▶ _TASK STATEMENT_: Return all lines below containing the word "icon".

▶ _DATASET RECORDS_:
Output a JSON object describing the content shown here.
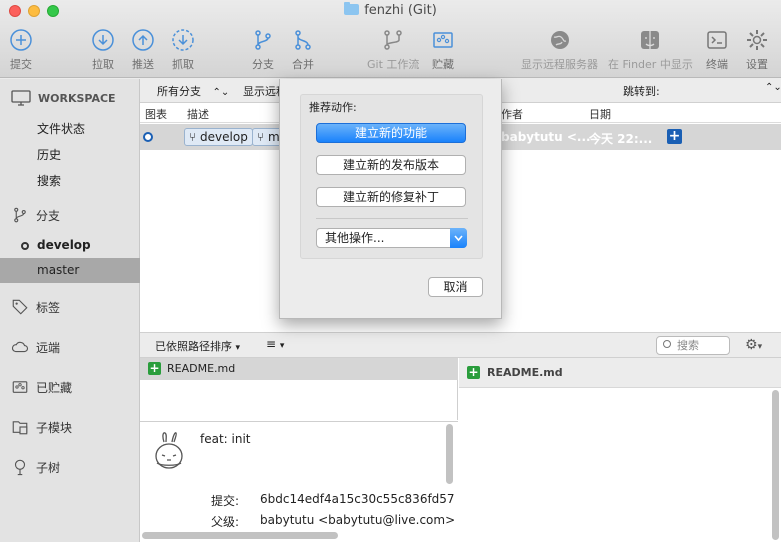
{
  "window": {
    "title": "fenzhi (Git)"
  },
  "toolbar": {
    "commit": "提交",
    "pull": "拉取",
    "push": "推送",
    "fetch": "抓取",
    "branch": "分支",
    "merge": "合并",
    "gitflow": "Git 工作流",
    "stash": "贮藏",
    "remote": "显示远程服务器",
    "finder": "在 Finder 中显示",
    "terminal": "终端",
    "settings": "设置"
  },
  "sidebar": {
    "workspace": "WORKSPACE",
    "file_status": "文件状态",
    "history": "历史",
    "search": "搜索",
    "branches": "分支",
    "develop": "develop",
    "master": "master",
    "tags": "标签",
    "remotes": "远端",
    "stashes": "已贮藏",
    "submodules": "子模块",
    "subtrees": "子树"
  },
  "filter": {
    "all_branches": "所有分支",
    "show_remote": "显示远程",
    "jump_to": "跳转到:"
  },
  "columns": {
    "graph": "图表",
    "desc": "描述",
    "author": "作者",
    "date": "日期"
  },
  "commit_row": {
    "branch1": "develop",
    "branch2": "m",
    "author": "babytutu <...",
    "date": "今天 22:..."
  },
  "lower": {
    "sort": "已依照路径排序",
    "search_placeholder": "搜索"
  },
  "files": {
    "readme": "README.md"
  },
  "diff": {
    "filename": "README.md"
  },
  "commit_detail": {
    "message": "feat: init",
    "commit_label": "提交:",
    "commit_hash": "6bdc14edf4a15c30c55c836fd57",
    "parent_label": "父级:",
    "parent_value": "babytutu <babytutu@live.com>"
  },
  "sheet": {
    "title": "推荐动作:",
    "new_feature": "建立新的功能",
    "new_release": "建立新的发布版本",
    "new_hotfix": "建立新的修复补丁",
    "other": "其他操作...",
    "cancel": "取消"
  }
}
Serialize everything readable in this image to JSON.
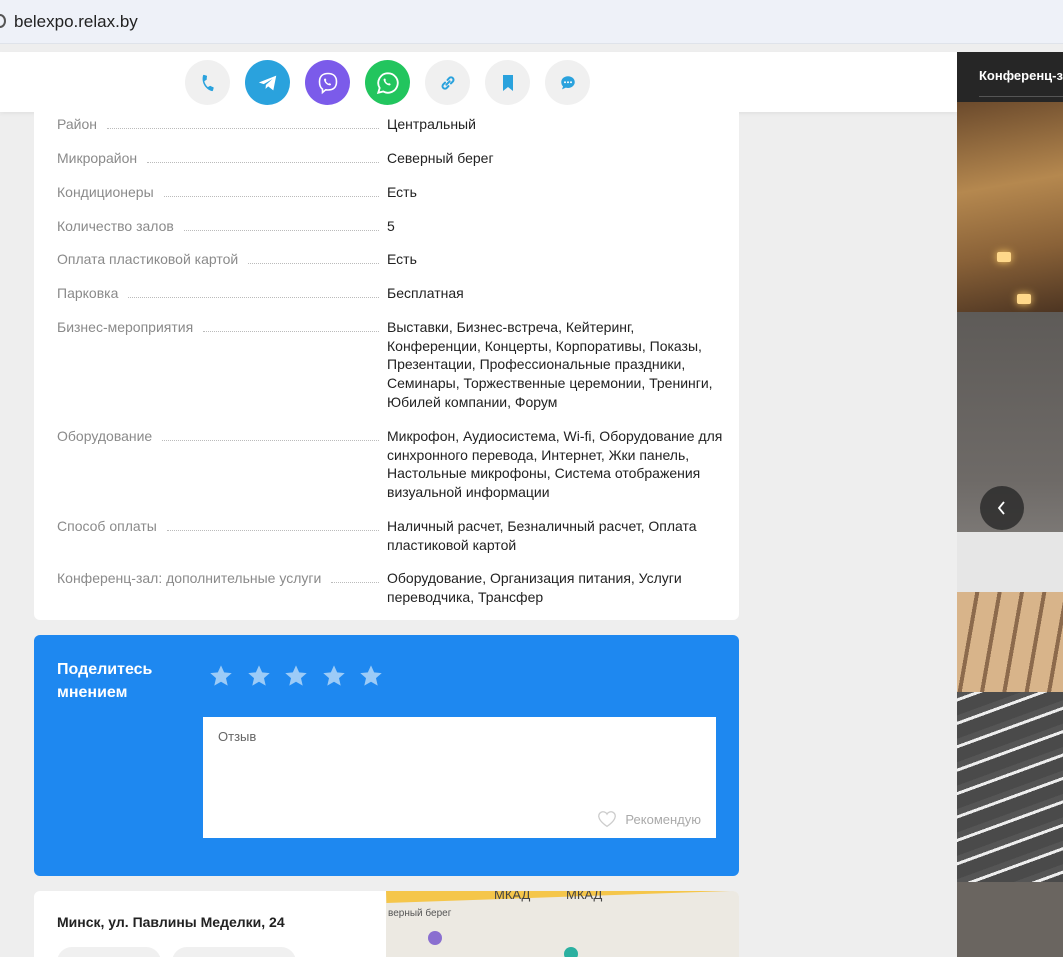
{
  "browser": {
    "url": "belexpo.relax.by"
  },
  "share": {
    "buttons": [
      {
        "name": "phone-icon",
        "color": "#2aa2dd"
      },
      {
        "name": "telegram-icon",
        "color": "#2aa2dd"
      },
      {
        "name": "viber-icon",
        "color": "#7b5bea"
      },
      {
        "name": "whatsapp-icon",
        "color": "#22c55e"
      },
      {
        "name": "link-icon",
        "color": "#2aa2dd"
      },
      {
        "name": "bookmark-icon",
        "color": "#2aa2dd"
      },
      {
        "name": "chat-icon",
        "color": "#2aa2dd"
      }
    ]
  },
  "details": [
    {
      "label": "Район",
      "value": "Центральный"
    },
    {
      "label": "Микрорайон",
      "value": "Северный берег"
    },
    {
      "label": "Кондиционеры",
      "value": "Есть"
    },
    {
      "label": "Количество залов",
      "value": "5"
    },
    {
      "label": "Оплата пластиковой картой",
      "value": "Есть"
    },
    {
      "label": "Парковка",
      "value": "Бесплатная"
    },
    {
      "label": "Бизнес-мероприятия",
      "value": "Выставки, Бизнес-встреча, Кейтеринг, Конференции, Концерты, Корпоративы, Показы, Презентации, Профессиональные праздники, Семинары, Торжественные церемонии, Тренинги, Юбилей компании, Форум"
    },
    {
      "label": "Оборудование",
      "value": "Микрофон, Аудиосистема, Wi-fi, Оборудование для синхронного перевода, Интернет, Жки панель, Настольные микрофоны, Система отображения визуальной информации"
    },
    {
      "label": "Способ оплаты",
      "value": "Наличный расчет, Безналичный расчет, Оплата пластиковой картой"
    },
    {
      "label": "Конференц-зал: дополнительные услуги",
      "value": "Оборудование, Организация питания, Услуги переводчика, Трансфер"
    }
  ],
  "review": {
    "title": "Поделитесь мнением",
    "rating_max": 5,
    "rating_value": 0,
    "placeholder": "Отзыв",
    "recommend_label": "Рекомендую",
    "accent_color": "#1e88f0"
  },
  "location": {
    "address": "Минск, ул. Павлины Меделки, 24",
    "map": {
      "road_labels": [
        "МКАД",
        "МКАД"
      ],
      "district_label": "верный берег"
    }
  },
  "gallery": {
    "title": "Конференц-з"
  }
}
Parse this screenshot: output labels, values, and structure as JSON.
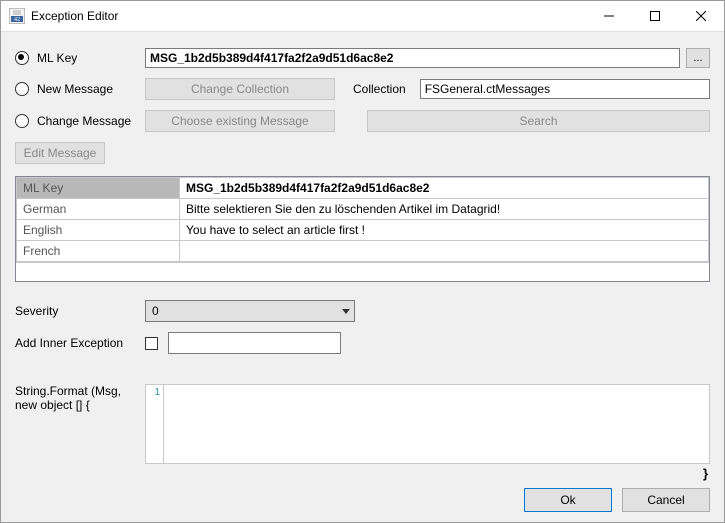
{
  "window": {
    "title": "Exception Editor"
  },
  "mode": {
    "mlkey_label": "ML Key",
    "new_label": "New Message",
    "change_label": "Change Message"
  },
  "mlkey_value": "MSG_1b2d5b389d4f417fa2f2a9d51d6ac8e2",
  "dots_label": "...",
  "coll": {
    "change_btn": "Change Collection",
    "label": "Collection",
    "value": "FSGeneral.ctMessages"
  },
  "chg": {
    "choose_btn": "Choose existing Message",
    "search_btn": "Search"
  },
  "edit_msg_btn": "Edit Message",
  "msg_table": {
    "key_label": "ML Key",
    "key_value": "MSG_1b2d5b389d4f417fa2f2a9d51d6ac8e2",
    "rows": [
      {
        "lang": "German",
        "text": "Bitte selektieren Sie den zu löschenden Artikel im Datagrid!"
      },
      {
        "lang": "English",
        "text": "You have to select an article first !"
      },
      {
        "lang": "French",
        "text": ""
      }
    ]
  },
  "severity": {
    "label": "Severity",
    "value": "0"
  },
  "inner": {
    "label": "Add Inner Exception",
    "value": ""
  },
  "fmt": {
    "label": "String.Format (Msg, new object [] {",
    "line_no": "1",
    "closing": "}"
  },
  "footer": {
    "ok": "Ok",
    "cancel": "Cancel"
  }
}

▶ _ANSWER FOR THE TASK_:
        "name": "phone-icon",
        "name": "telegram-icon",
        "name": "viber-icon",
        "name": "whatsapp-icon",
        "name": "link-icon",
        "name": "bookmark-icon",
        "name": "chat-icon",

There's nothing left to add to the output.